**PROBLEM STATEMENT**
Please quote every line word for word.

Structured figure records
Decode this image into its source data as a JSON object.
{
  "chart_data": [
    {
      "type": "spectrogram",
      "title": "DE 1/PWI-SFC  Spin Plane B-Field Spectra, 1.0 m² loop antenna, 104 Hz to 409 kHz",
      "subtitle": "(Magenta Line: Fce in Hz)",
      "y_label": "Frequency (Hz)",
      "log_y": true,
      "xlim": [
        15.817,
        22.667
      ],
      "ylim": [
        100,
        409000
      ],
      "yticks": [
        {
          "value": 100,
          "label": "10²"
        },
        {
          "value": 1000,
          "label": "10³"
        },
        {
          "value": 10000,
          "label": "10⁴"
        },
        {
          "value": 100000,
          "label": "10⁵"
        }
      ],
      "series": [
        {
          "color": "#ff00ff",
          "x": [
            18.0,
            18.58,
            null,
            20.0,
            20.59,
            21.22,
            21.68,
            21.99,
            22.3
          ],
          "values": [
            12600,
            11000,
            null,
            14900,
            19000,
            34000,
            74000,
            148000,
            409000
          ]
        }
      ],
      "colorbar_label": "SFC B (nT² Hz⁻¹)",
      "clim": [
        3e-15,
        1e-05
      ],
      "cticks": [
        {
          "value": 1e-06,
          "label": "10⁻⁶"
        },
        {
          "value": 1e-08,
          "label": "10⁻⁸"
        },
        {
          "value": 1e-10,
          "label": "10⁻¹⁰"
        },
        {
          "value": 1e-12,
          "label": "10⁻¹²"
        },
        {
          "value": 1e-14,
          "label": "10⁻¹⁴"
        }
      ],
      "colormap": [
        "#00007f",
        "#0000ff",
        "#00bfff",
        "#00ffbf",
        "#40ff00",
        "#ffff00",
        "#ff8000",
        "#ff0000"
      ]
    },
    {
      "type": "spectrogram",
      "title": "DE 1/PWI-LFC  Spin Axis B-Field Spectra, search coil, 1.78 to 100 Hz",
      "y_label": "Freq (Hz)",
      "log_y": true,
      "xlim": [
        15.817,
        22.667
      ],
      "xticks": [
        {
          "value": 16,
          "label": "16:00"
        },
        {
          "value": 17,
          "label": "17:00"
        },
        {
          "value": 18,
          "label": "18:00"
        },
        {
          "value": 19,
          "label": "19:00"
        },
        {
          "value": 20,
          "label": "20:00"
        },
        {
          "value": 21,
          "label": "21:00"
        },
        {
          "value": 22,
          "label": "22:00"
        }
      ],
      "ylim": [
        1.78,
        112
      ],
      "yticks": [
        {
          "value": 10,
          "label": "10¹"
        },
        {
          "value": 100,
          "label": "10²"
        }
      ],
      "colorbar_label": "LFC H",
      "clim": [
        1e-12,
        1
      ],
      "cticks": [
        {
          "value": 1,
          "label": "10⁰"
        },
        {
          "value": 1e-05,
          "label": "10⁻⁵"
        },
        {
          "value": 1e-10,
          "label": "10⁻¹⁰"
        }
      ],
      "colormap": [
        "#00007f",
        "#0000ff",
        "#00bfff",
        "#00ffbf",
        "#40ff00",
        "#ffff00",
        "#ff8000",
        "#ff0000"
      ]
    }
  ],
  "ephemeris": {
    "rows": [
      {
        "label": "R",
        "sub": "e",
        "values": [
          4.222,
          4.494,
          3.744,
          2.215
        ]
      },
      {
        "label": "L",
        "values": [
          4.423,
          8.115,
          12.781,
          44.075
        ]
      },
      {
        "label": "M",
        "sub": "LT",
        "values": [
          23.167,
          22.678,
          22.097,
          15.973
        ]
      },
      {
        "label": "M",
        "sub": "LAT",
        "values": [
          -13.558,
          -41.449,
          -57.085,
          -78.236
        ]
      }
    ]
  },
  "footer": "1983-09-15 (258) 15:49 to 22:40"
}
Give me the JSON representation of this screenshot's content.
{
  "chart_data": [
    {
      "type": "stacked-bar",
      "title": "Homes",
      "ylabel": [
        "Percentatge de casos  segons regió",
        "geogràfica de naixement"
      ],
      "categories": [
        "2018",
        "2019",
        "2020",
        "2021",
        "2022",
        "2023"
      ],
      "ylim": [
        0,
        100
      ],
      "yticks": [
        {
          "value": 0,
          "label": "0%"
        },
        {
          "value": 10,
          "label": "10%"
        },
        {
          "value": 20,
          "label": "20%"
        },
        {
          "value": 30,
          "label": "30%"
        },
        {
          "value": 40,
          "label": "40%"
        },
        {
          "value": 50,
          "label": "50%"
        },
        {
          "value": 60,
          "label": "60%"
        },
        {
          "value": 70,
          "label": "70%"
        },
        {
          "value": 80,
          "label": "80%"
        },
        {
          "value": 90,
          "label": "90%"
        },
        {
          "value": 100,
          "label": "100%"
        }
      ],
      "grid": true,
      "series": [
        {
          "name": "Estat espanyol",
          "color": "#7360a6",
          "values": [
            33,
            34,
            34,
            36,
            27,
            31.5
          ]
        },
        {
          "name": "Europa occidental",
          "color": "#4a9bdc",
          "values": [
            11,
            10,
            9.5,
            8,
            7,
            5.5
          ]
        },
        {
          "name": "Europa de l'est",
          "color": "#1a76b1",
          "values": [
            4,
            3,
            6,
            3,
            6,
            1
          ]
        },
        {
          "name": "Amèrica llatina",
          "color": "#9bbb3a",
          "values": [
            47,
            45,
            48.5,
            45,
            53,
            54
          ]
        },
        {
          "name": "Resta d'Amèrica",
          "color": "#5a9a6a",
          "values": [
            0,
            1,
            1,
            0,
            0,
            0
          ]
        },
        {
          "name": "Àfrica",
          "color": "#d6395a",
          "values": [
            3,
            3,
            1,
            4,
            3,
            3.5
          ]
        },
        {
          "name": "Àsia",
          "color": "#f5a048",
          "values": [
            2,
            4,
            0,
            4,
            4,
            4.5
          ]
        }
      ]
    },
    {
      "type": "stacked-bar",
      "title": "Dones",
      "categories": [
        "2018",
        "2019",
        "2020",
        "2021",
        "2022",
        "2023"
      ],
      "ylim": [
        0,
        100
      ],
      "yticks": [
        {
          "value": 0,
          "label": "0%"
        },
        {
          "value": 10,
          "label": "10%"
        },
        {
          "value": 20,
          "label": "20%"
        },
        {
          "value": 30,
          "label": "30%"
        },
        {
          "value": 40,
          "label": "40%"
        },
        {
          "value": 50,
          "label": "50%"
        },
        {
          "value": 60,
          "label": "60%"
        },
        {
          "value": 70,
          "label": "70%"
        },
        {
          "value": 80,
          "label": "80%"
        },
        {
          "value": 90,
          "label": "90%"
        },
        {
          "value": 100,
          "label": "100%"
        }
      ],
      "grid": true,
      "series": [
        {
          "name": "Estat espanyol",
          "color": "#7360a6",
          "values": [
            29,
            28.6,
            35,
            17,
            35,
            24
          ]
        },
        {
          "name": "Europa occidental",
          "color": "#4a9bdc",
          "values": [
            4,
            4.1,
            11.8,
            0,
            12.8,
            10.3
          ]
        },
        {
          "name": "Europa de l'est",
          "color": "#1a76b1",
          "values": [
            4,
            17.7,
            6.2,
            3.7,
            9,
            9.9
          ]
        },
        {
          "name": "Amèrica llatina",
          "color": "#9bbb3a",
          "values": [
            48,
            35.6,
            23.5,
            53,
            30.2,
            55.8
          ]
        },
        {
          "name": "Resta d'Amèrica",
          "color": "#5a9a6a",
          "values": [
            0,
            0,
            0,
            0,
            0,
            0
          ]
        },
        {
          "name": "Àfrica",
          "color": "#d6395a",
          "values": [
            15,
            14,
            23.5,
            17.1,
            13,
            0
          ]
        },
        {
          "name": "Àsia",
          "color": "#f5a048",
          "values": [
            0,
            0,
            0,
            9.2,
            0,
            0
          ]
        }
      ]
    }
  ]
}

**EXERCISE OUTPUT**
Decode this image into its source data as a JSON object.
{
  "chart_data": [
    {
      "type": "spectrogram",
      "title": "DE 1/PWI-SFC  Spin Plane B-Field Spectra, 1.0 m² loop antenna, 104 Hz to 409 kHz",
      "subtitle": "(Magenta Line: Fce in Hz)",
      "y_label": "Frequency (Hz)",
      "log_y": true,
      "xlim": [
        15.817,
        22.667
      ],
      "ylim": [
        100,
        409000
      ],
      "yticks": [
        {
          "value": 100,
          "label": "10²"
        },
        {
          "value": 1000,
          "label": "10³"
        },
        {
          "value": 10000,
          "label": "10⁴"
        },
        {
          "value": 100000,
          "label": "10⁵"
        }
      ],
      "series": [
        {
          "color": "#ff00ff",
          "x": [
            18.0,
            18.58,
            null,
            20.0,
            20.59,
            21.22,
            21.68,
            21.99,
            22.3
          ],
          "values": [
            12600,
            11000,
            null,
            14900,
            19000,
            34000,
            74000,
            148000,
            409000
          ]
        }
      ],
      "colorbar_label": "SFC B (nT² Hz⁻¹)",
      "clim": [
        3e-15,
        1e-05
      ],
      "cticks": [
        {
          "value": 1e-06,
          "label": "10⁻⁶"
        },
        {
          "value": 1e-08,
          "label": "10⁻⁸"
        },
        {
          "value": 1e-10,
          "label": "10⁻¹⁰"
        },
        {
          "value": 1e-12,
          "label": "10⁻¹²"
        },
        {
          "value": 1e-14,
          "label": "10⁻¹⁴"
        }
      ],
      "colormap": [
        "#00007f",
        "#0000ff",
        "#00bfff",
        "#00ffbf",
        "#40ff00",
        "#ffff00",
        "#ff8000",
        "#ff0000"
      ]
    },
    {
      "type": "spectrogram",
      "title": "DE 1/PWI-LFC  Spin Axis B-Field Spectra, search coil, 1.78 to 100 Hz",
      "y_label": "Freq (Hz)",
      "log_y": true,
      "xlim": [
        15.817,
        22.667
      ],
      "xticks": [
        {
          "value": 16,
          "label": "16:00"
        },
        {
          "value": 17,
          "label": "17:00"
        },
        {
          "value": 18,
          "label": "18:00"
        },
        {
          "value": 19,
          "label": "19:00"
        },
        {
          "value": 20,
          "label": "20:00"
        },
        {
          "value": 21,
          "label": "21:00"
        },
        {
          "value": 22,
          "label": "22:00"
        }
      ],
      "ylim": [
        1.78,
        112
      ],
      "yticks": [
        {
          "value": 10,
          "label": "10¹"
        },
        {
          "value": 100,
          "label": "10²"
        }
      ],
      "colorbar_label": "LFC H",
      "clim": [
        1e-12,
        1
      ],
      "cticks": [
        {
          "value": 1,
          "label": "10⁰"
        },
        {
          "value": 1e-05,
          "label": "10⁻⁵"
        },
        {
          "value": 1e-10,
          "label": "10⁻¹⁰"
        }
      ],
      "colormap": [
        "#00007f",
        "#0000ff",
        "#00bfff",
        "#00ffbf",
        "#40ff00",
        "#ffff00",
        "#ff8000",
        "#ff0000"
      ]
    }
  ],
  "ephemeris": {
    "rows": [
      {
        "label": "R",
        "sub": "e",
        "values": [
          4.222,
          4.494,
          3.744,
          2.215
        ]
      },
      {
        "label": "L",
        "values": [
          4.423,
          8.115,
          12.781,
          44.075
        ]
      },
      {
        "label": "M",
        "sub": "LT",
        "values": [
          23.167,
          22.678,
          22.097,
          15.973
        ]
      },
      {
        "label": "M",
        "sub": "LAT",
        "values": [
          -13.558,
          -41.449,
          -57.085,
          -78.236
        ]
      }
    ]
  },
  "footer": "1983-09-15 (258) 15:49 to 22:40"
}
Give me the JSON representation of this screenshot's content.
{
  "chart_data": [
    {
      "type": "stacked-bar",
      "title": "Homes",
      "ylabel": [
        "Percentatge de casos  segons regió",
        "geogràfica de naixement"
      ],
      "categories": [
        "2018",
        "2019",
        "2020",
        "2021",
        "2022",
        "2023"
      ],
      "ylim": [
        0,
        100
      ],
      "yticks": [
        {
          "value": 0,
          "label": "0%"
        },
        {
          "value": 10,
          "label": "10%"
        },
        {
          "value": 20,
          "label": "20%"
        },
        {
          "value": 30,
          "label": "30%"
        },
        {
          "value": 40,
          "label": "40%"
        },
        {
          "value": 50,
          "label": "50%"
        },
        {
          "value": 60,
          "label": "60%"
        },
        {
          "value": 70,
          "label": "70%"
        },
        {
          "value": 80,
          "label": "80%"
        },
        {
          "value": 90,
          "label": "90%"
        },
        {
          "value": 100,
          "label": "100%"
        }
      ],
      "grid": true,
      "series": [
        {
          "name": "Estat espanyol",
          "color": "#7360a6",
          "values": [
            33,
            34,
            34,
            36,
            27,
            31.5
          ]
        },
        {
          "name": "Europa occidental",
          "color": "#4a9bdc",
          "values": [
            11,
            10,
            9.5,
            8,
            7,
            5.5
          ]
        },
        {
          "name": "Europa de l'est",
          "color": "#1a76b1",
          "values": [
            4,
            3,
            6,
            3,
            6,
            1
          ]
        },
        {
          "name": "Amèrica llatina",
          "color": "#9bbb3a",
          "values": [
            47,
            45,
            48.5,
            45,
            53,
            54
          ]
        },
        {
          "name": "Resta d'Amèrica",
          "color": "#5a9a6a",
          "values": [
            0,
            1,
            1,
            0,
            0,
            0
          ]
        },
        {
          "name": "Àfrica",
          "color": "#d6395a",
          "values": [
            3,
            3,
            1,
            4,
            3,
            3.5
          ]
        },
        {
          "name": "Àsia",
          "color": "#f5a048",
          "values": [
            2,
            4,
            0,
            4,
            4,
            4.5
          ]
        }
      ]
    },
    {
      "type": "stacked-bar",
      "title": "Dones",
      "categories": [
        "2018",
        "2019",
        "2020",
        "2021",
        "2022",
        "2023"
      ],
      "ylim": [
        0,
        100
      ],
      "yticks": [
        {
          "value": 0,
          "label": "0%"
        },
        {
          "value": 10,
          "label": "10%"
        },
        {
          "value": 20,
          "label": "20%"
        },
        {
          "value": 30,
          "label": "30%"
        },
        {
          "value": 40,
          "label": "40%"
        },
        {
          "value": 50,
          "label": "50%"
        },
        {
          "value": 60,
          "label": "60%"
        },
        {
          "value": 70,
          "label": "70%"
        },
        {
          "value": 80,
          "label": "80%"
        },
        {
          "value": 90,
          "label": "90%"
        },
        {
          "value": 100,
          "label": "100%"
        }
      ],
      "grid": true,
      "series": [
        {
          "name": "Estat espanyol",
          "color": "#7360a6",
          "values": [
            29,
            28.6,
            35,
            17,
            35,
            24
          ]
        },
        {
          "name": "Europa occidental",
          "color": "#4a9bdc",
          "values": [
            4,
            4.1,
            11.8,
            0,
            12.8,
            10.3
          ]
        },
        {
          "name": "Europa de l'est",
          "color": "#1a76b1",
          "values": [
            4,
            17.7,
            6.2,
            3.7,
            9,
            9.9
          ]
        },
        {
          "name": "Amèrica llatina",
          "color": "#9bbb3a",
          "values": [
            48,
            35.6,
            23.5,
            53,
            30.2,
            55.8
          ]
        },
        {
          "name": "Resta d'Amèrica",
          "color": "#5a9a6a",
          "values": [
            0,
            0,
            0,
            0,
            0,
            0
          ]
        },
        {
          "name": "Àfrica",
          "color": "#d6395a",
          "values": [
            15,
            14,
            23.5,
            17.1,
            13,
            0
          ]
        },
        {
          "name": "Àsia",
          "color": "#f5a048",
          "values": [
            0,
            0,
            0,
            9.2,
            0,
            0
          ]
        }
      ]
    }
  ]
}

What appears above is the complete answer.